EXERCISE DETAILS
Please print all of the rows below verbatim, leaving the pictures out of your answer.

DATA SHOWN
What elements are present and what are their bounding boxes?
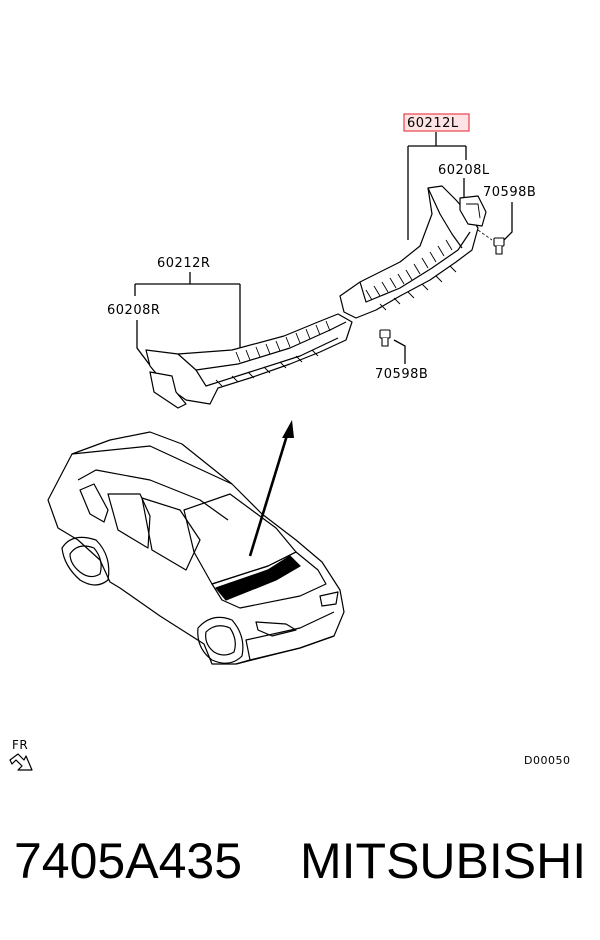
cowl-panel-assembly xyxy=(145,185,487,409)
label-70598B-top[interactable]: 70598B xyxy=(483,185,536,200)
location-arrow xyxy=(248,431,290,557)
clip-70598B-top xyxy=(493,237,505,255)
front-arrow-icon xyxy=(9,753,33,771)
label-60208R[interactable]: 60208R xyxy=(107,303,160,318)
label-70598B-bottom[interactable]: 70598B xyxy=(375,367,428,382)
brand-name: MITSUBISHI xyxy=(300,833,587,889)
bracket-60212R xyxy=(134,272,241,350)
diagram-code: D00050 xyxy=(524,754,570,767)
clip-70598B-bottom xyxy=(379,329,391,347)
leader-70598B-bottom xyxy=(393,339,406,364)
part-number: 7405A435 xyxy=(14,833,243,889)
label-FR: FR xyxy=(12,738,28,752)
bracket-60212L xyxy=(407,132,467,240)
label-60212L[interactable]: 60212L xyxy=(407,116,459,131)
label-60208L[interactable]: 60208L xyxy=(438,163,490,178)
vehicle-outline xyxy=(47,431,345,665)
label-60212R[interactable]: 60212R xyxy=(157,256,210,271)
highlight-box xyxy=(403,113,470,132)
location-arrowhead xyxy=(282,420,294,438)
leader-70598B-top xyxy=(503,202,513,241)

EXERCISE RESPONSE
What elements are present and what are their bounding boxes?
cowl-panel-assembly xyxy=(145,185,487,409)
label-70598B-top[interactable]: 70598B xyxy=(483,185,536,200)
location-arrow xyxy=(248,431,290,557)
clip-70598B-top xyxy=(493,237,505,255)
front-arrow-icon xyxy=(9,753,33,771)
label-60208R[interactable]: 60208R xyxy=(107,303,160,318)
label-70598B-bottom[interactable]: 70598B xyxy=(375,367,428,382)
brand-name: MITSUBISHI xyxy=(300,833,587,889)
bracket-60212R xyxy=(134,272,241,350)
diagram-code: D00050 xyxy=(524,754,570,767)
clip-70598B-bottom xyxy=(379,329,391,347)
leader-70598B-bottom xyxy=(393,339,406,364)
part-number: 7405A435 xyxy=(14,833,243,889)
label-FR: FR xyxy=(12,738,28,752)
bracket-60212L xyxy=(407,132,467,240)
label-60212L[interactable]: 60212L xyxy=(407,116,459,131)
label-60208L[interactable]: 60208L xyxy=(438,163,490,178)
vehicle-outline xyxy=(47,431,345,665)
label-60212R[interactable]: 60212R xyxy=(157,256,210,271)
highlight-box xyxy=(403,113,470,132)
location-arrowhead xyxy=(282,420,294,438)
leader-70598B-top xyxy=(503,202,513,241)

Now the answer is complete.